Task details:
What number of lines in the material contain the word "this"? Give that number alone.
--- Start of Material to process ---
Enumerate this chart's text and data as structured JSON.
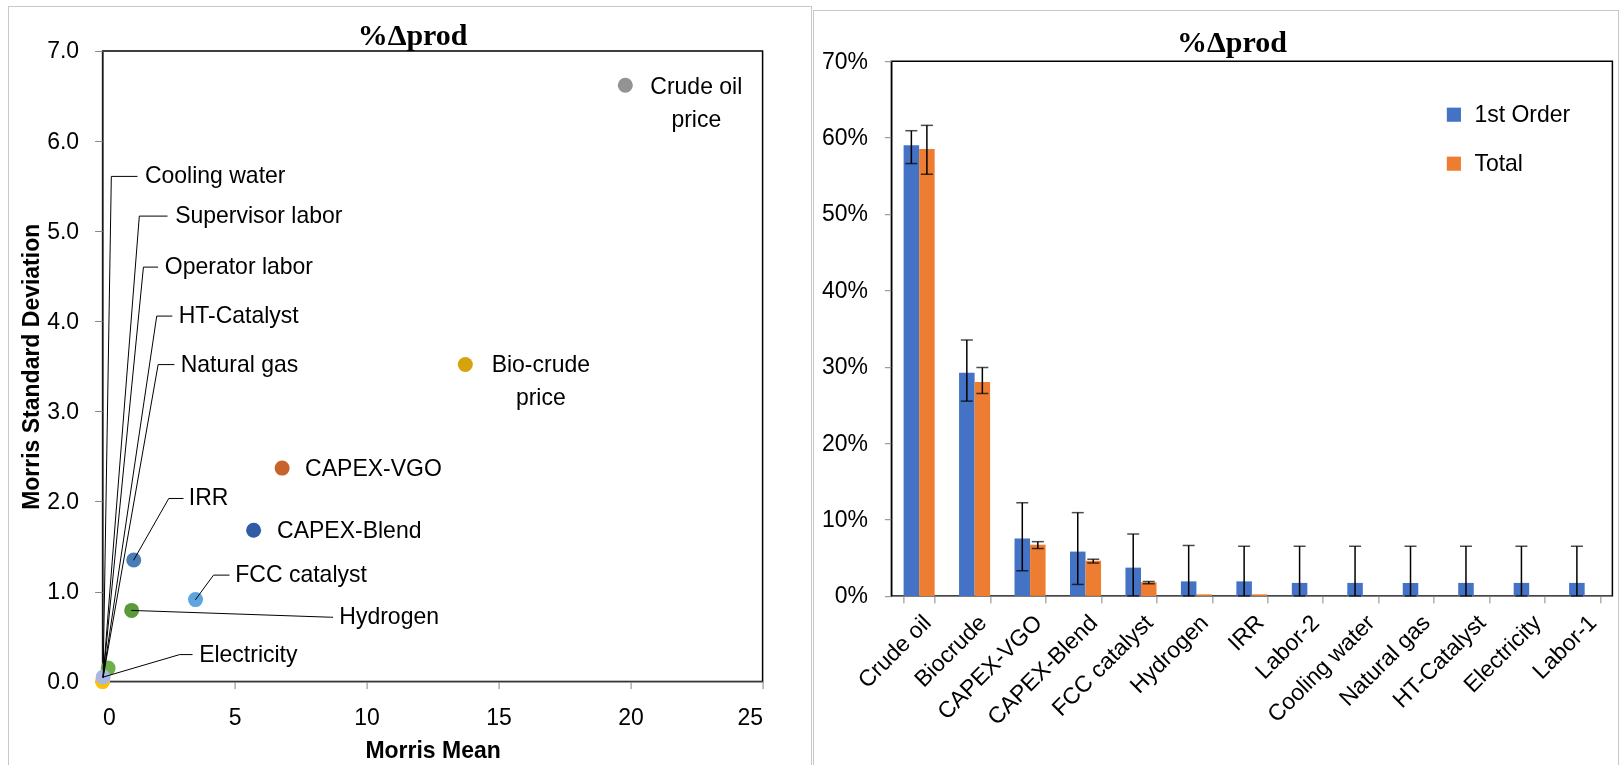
{
  "chart_data": [
    {
      "type": "scatter",
      "title": "%Δprod",
      "xlabel": "Morris Mean",
      "ylabel": "Morris Standard Deviation",
      "x": [
        19.8,
        13.74,
        6.8,
        5.72,
        1.18,
        3.52,
        1.1,
        0,
        0.21,
        0.02
      ],
      "values": [
        6.62,
        3.52,
        2.37,
        1.68,
        1.35,
        0.91,
        0.79,
        0,
        0.15,
        0.05
      ],
      "colors": [
        "#939393",
        "#d6a30c",
        "#c8632b",
        "#305ca5",
        "#4a7db5",
        "#5ea5e0",
        "#5b9a3b",
        "#ffc000",
        "#6db04a",
        "#a8b7e2"
      ],
      "xlim": [
        0,
        25
      ],
      "xticks": [
        0,
        5,
        10,
        15,
        20,
        25
      ],
      "ylim": [
        0,
        7
      ],
      "yticks": [
        {
          "value": 0,
          "label": "0.0"
        },
        {
          "value": 1,
          "label": "1.0"
        },
        {
          "value": 2,
          "label": "2.0"
        },
        {
          "value": 3,
          "label": "3.0"
        },
        {
          "value": 4,
          "label": "4.0"
        },
        {
          "value": 5,
          "label": "5.0"
        },
        {
          "value": 6,
          "label": "6.0"
        },
        {
          "value": 7,
          "label": "7.0"
        }
      ],
      "marker": "circle",
      "annotations": [
        {
          "text": "Crude oil price",
          "x": 19.8,
          "y": 6.62
        },
        {
          "text": "Bio-crude price",
          "x": 13.74,
          "y": 3.52
        },
        {
          "text": "Cooling water",
          "x": 0.02,
          "y": 0.05
        },
        {
          "text": "Supervisor labor",
          "x": 0.02,
          "y": 0.05
        },
        {
          "text": "Operator labor",
          "x": 0.02,
          "y": 0.05
        },
        {
          "text": "HT-Catalyst",
          "x": 0.02,
          "y": 0.05
        },
        {
          "text": "Natural gas",
          "x": 0.02,
          "y": 0.05
        },
        {
          "text": "CAPEX-VGO",
          "x": 6.8,
          "y": 2.37
        },
        {
          "text": "IRR",
          "x": 1.18,
          "y": 1.35
        },
        {
          "text": "CAPEX-Blend",
          "x": 5.72,
          "y": 1.68
        },
        {
          "text": "FCC catalyst",
          "x": 3.52,
          "y": 0.91
        },
        {
          "text": "Hydrogen",
          "x": 1.1,
          "y": 0.79
        },
        {
          "text": "Electricity",
          "x": 0.02,
          "y": 0.05
        }
      ]
    },
    {
      "type": "bar",
      "title": "%Δprod",
      "categories": [
        "Crude oil",
        "Biocrude",
        "CAPEX-VGO",
        "CAPEX-Blend",
        "FCC catalyst",
        "Hydrogen",
        "IRR",
        "Labor-2",
        "Cooling water",
        "Natural gas",
        "HT-Catalyst",
        "Electricity",
        "Labor-1"
      ],
      "series": [
        {
          "name": "1st Order",
          "color": "#4472c4",
          "values": [
            59.0,
            29.2,
            7.5,
            5.8,
            3.7,
            1.9,
            1.9,
            1.7,
            1.7,
            1.7,
            1.7,
            1.7,
            1.7
          ],
          "errors": [
            [
              56.6,
              60.9
            ],
            [
              25.5,
              33.5
            ],
            [
              3.3,
              12.2
            ],
            [
              1.5,
              10.9
            ],
            [
              0,
              8.1
            ],
            [
              0,
              6.6
            ],
            [
              0,
              6.5
            ],
            [
              0,
              6.5
            ],
            [
              0,
              6.5
            ],
            [
              0,
              6.5
            ],
            [
              0,
              6.5
            ],
            [
              0,
              6.5
            ],
            [
              0,
              6.5
            ]
          ]
        },
        {
          "name": "Total",
          "color": "#ed7d31",
          "values": [
            58.5,
            28.0,
            6.7,
            4.6,
            1.8,
            0.2,
            0.2,
            null,
            null,
            null,
            null,
            null,
            null
          ],
          "errors": [
            [
              55.2,
              61.6
            ],
            [
              26.5,
              29.9
            ],
            [
              6.2,
              7.1
            ],
            [
              4.3,
              4.8
            ],
            [
              1.6,
              1.9
            ],
            null,
            null,
            null,
            null,
            null,
            null,
            null,
            null
          ]
        }
      ],
      "ylim": [
        0,
        70
      ],
      "yticks": [
        {
          "value": 0,
          "label": "0%"
        },
        {
          "value": 10,
          "label": "10%"
        },
        {
          "value": 20,
          "label": "20%"
        },
        {
          "value": 30,
          "label": "30%"
        },
        {
          "value": 40,
          "label": "40%"
        },
        {
          "value": 50,
          "label": "50%"
        },
        {
          "value": 60,
          "label": "60%"
        },
        {
          "value": 70,
          "label": "70%"
        }
      ],
      "legend": "top right"
    }
  ]
}
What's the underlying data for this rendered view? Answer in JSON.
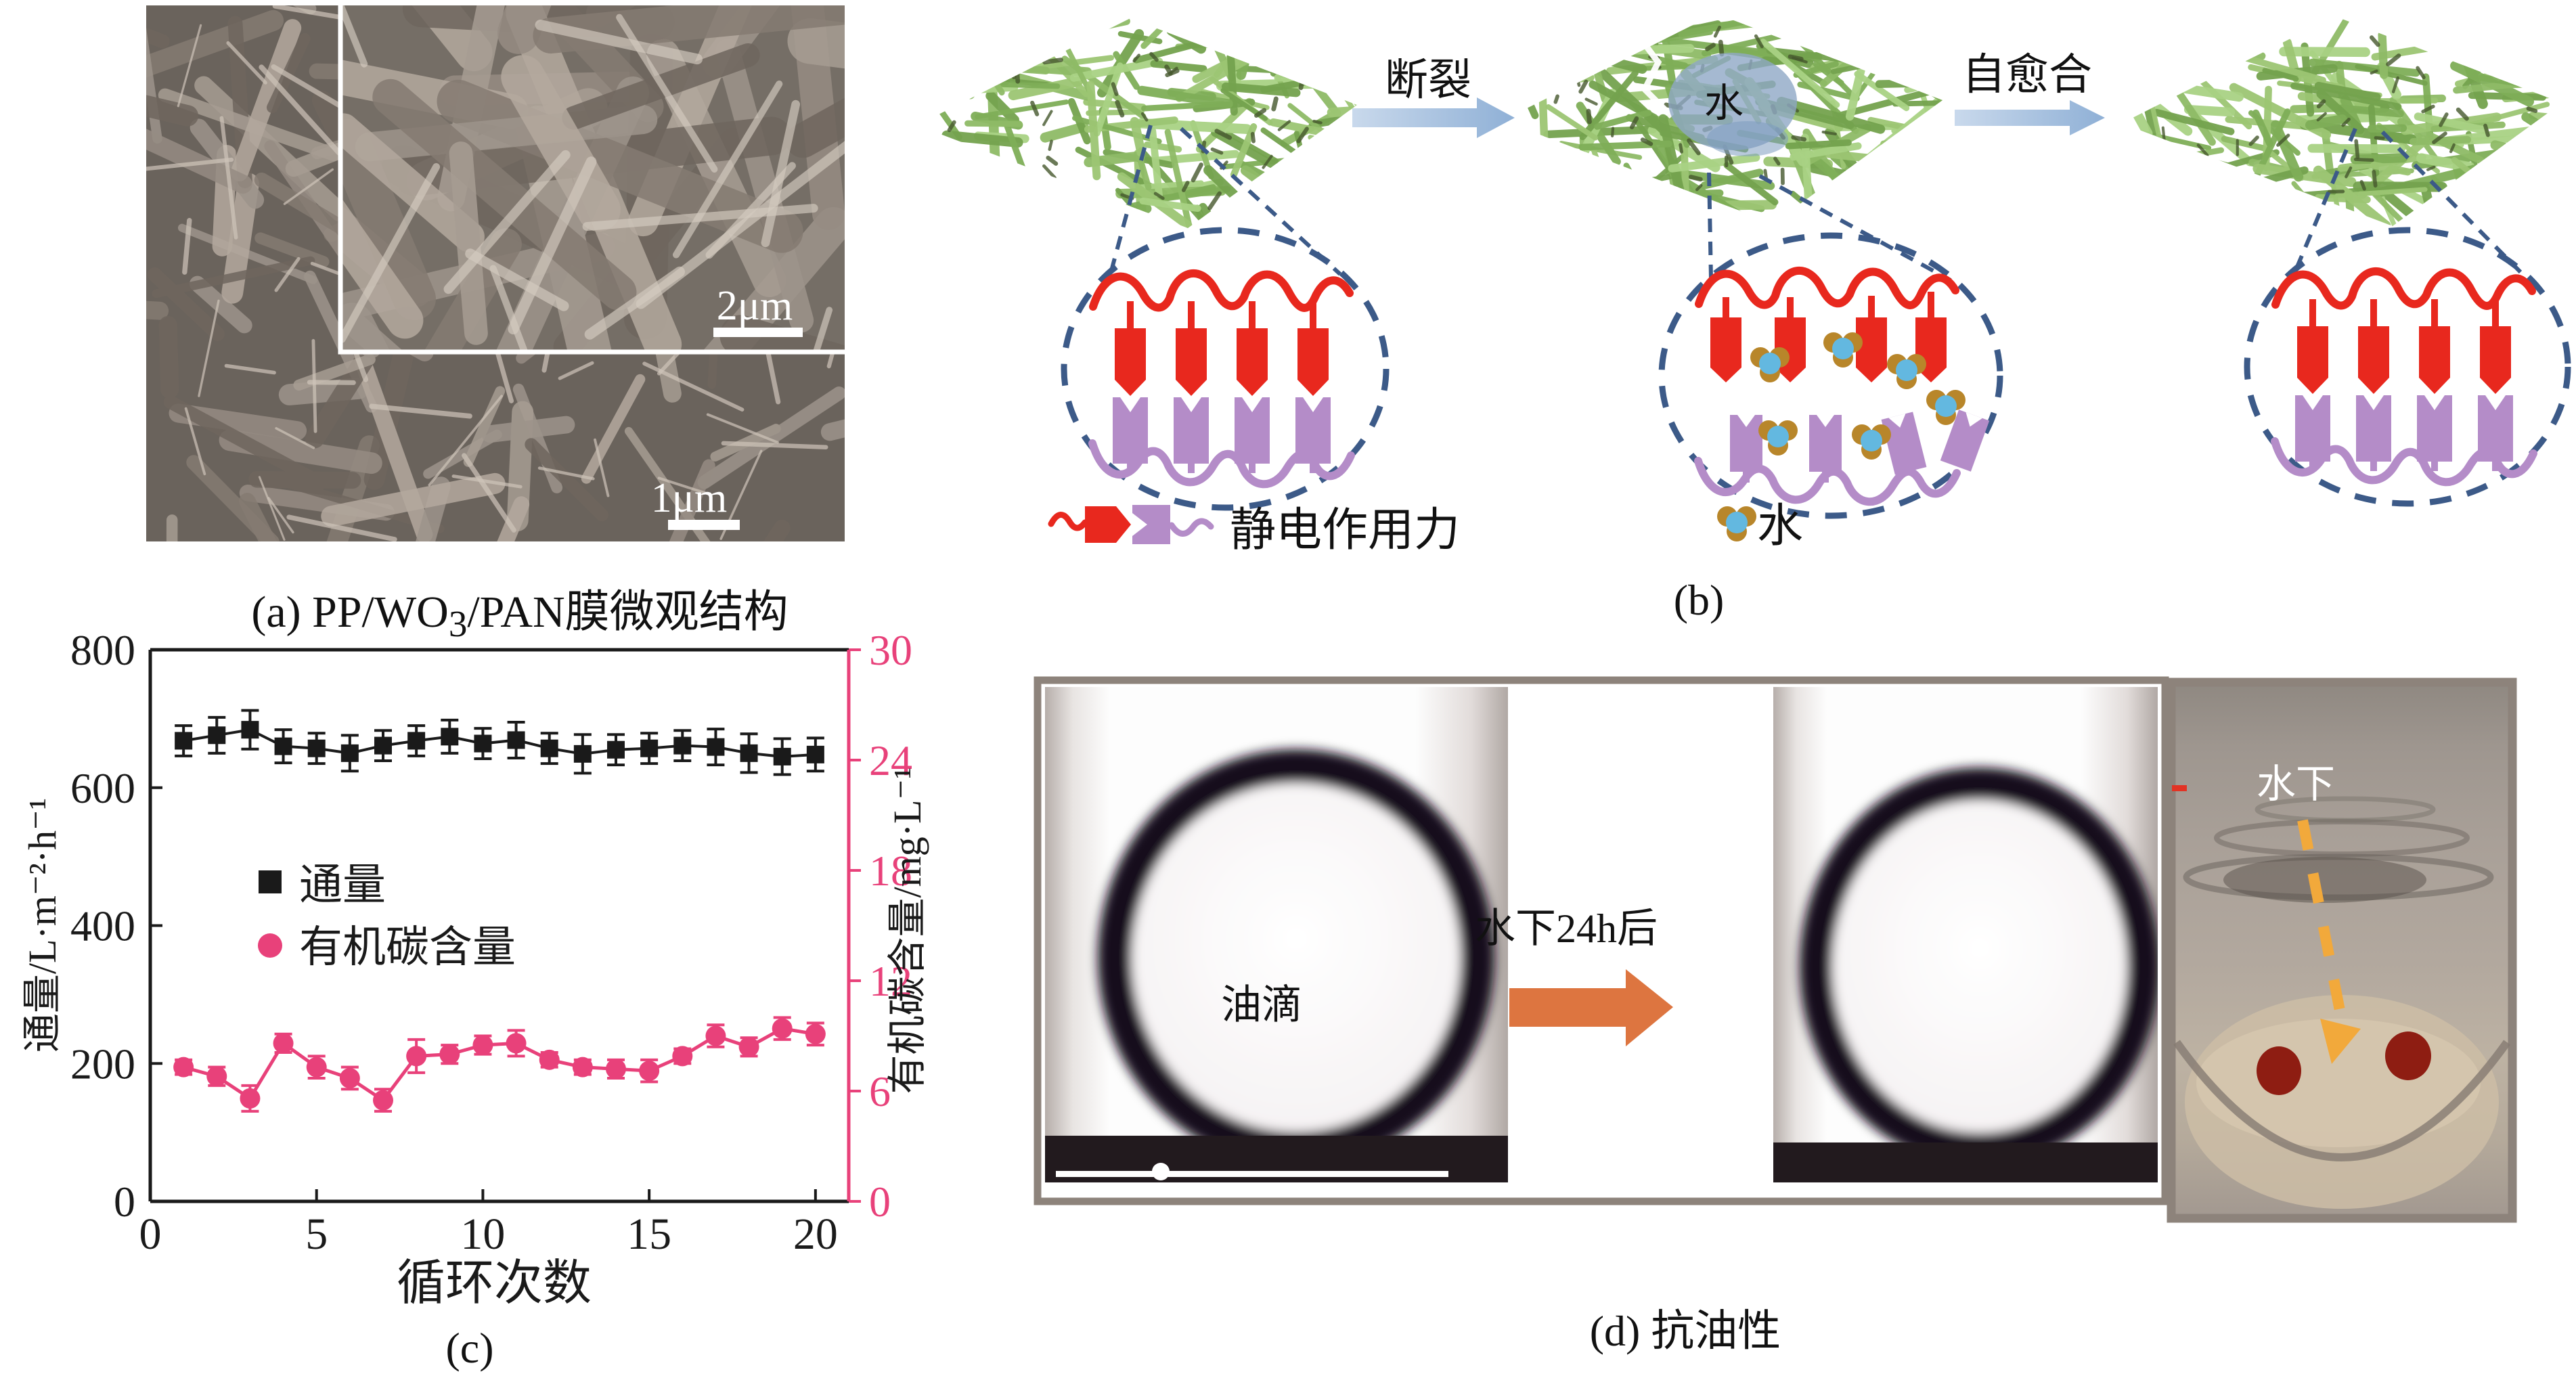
{
  "figure": {
    "panel_a": {
      "caption_pre": "(a) PP/WO",
      "caption_sub": "3",
      "caption_post": "/PAN膜微观结构",
      "scalebar_inset": "2μm",
      "scalebar_main": "1μm"
    },
    "panel_b": {
      "caption": "(b)",
      "arrow_break": "断裂",
      "arrow_heal": "自愈合",
      "water_blob": "水",
      "legend_electrostatic": "静电作用力",
      "legend_water": "水"
    },
    "panel_c": {
      "caption": "(c)"
    },
    "panel_d": {
      "caption": "(d) 抗油性",
      "oil_drop": "油滴",
      "after_label": "水下24h后",
      "underwater_label": "水下"
    }
  },
  "chart_data": {
    "type": "line",
    "title": "",
    "xlabel": "循环次数",
    "ylabel_left": "通量/L·m⁻²·h⁻¹",
    "ylabel_right": "有机碳含量/mg·L⁻¹",
    "xlim": [
      0,
      21
    ],
    "xticks": [
      0,
      5,
      10,
      15,
      20
    ],
    "ylim_left": [
      0,
      800
    ],
    "yticks_left": [
      0,
      200,
      400,
      600,
      800
    ],
    "ylim_right": [
      0,
      30
    ],
    "yticks_right": [
      0,
      6,
      12,
      18,
      24,
      30
    ],
    "grid": false,
    "legend_position": "center-left",
    "x": [
      1,
      2,
      3,
      4,
      5,
      6,
      7,
      8,
      9,
      10,
      11,
      12,
      13,
      14,
      15,
      16,
      17,
      18,
      19,
      20
    ],
    "series": [
      {
        "name": "通量",
        "axis": "left",
        "color": "#1a1a1a",
        "marker": "square",
        "values": [
          668,
          676,
          684,
          660,
          657,
          650,
          661,
          668,
          674,
          664,
          669,
          657,
          649,
          655,
          657,
          661,
          659,
          650,
          645,
          648
        ],
        "errors": [
          22,
          26,
          28,
          24,
          22,
          26,
          22,
          22,
          24,
          22,
          26,
          22,
          28,
          22,
          22,
          22,
          26,
          28,
          26,
          24
        ]
      },
      {
        "name": "有机碳含量",
        "axis": "right",
        "color": "#e8417a",
        "marker": "circle",
        "values": [
          7.3,
          6.8,
          5.6,
          8.6,
          7.3,
          6.7,
          5.5,
          7.9,
          8.0,
          8.5,
          8.6,
          7.7,
          7.3,
          7.2,
          7.1,
          7.9,
          9.0,
          8.4,
          9.4,
          9.1
        ],
        "errors": [
          0.4,
          0.5,
          0.7,
          0.5,
          0.6,
          0.6,
          0.6,
          0.9,
          0.5,
          0.5,
          0.7,
          0.4,
          0.4,
          0.5,
          0.6,
          0.4,
          0.6,
          0.5,
          0.6,
          0.6
        ]
      }
    ]
  },
  "colors": {
    "accent_pink": "#e8417a",
    "fiber_green": "#8fbb67",
    "chain_red": "#e8281e",
    "chain_purple": "#b48cc8",
    "water_blue": "#63b8e0",
    "water_gold": "#b8862a",
    "arrow_orange": "#dd7540",
    "dashed_arrow_yellow": "#f2a93b",
    "dashed_circle_navy": "#3c5a88",
    "frame_gray": "#8d837b"
  }
}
--- End of Material to process ---
Solution below:
2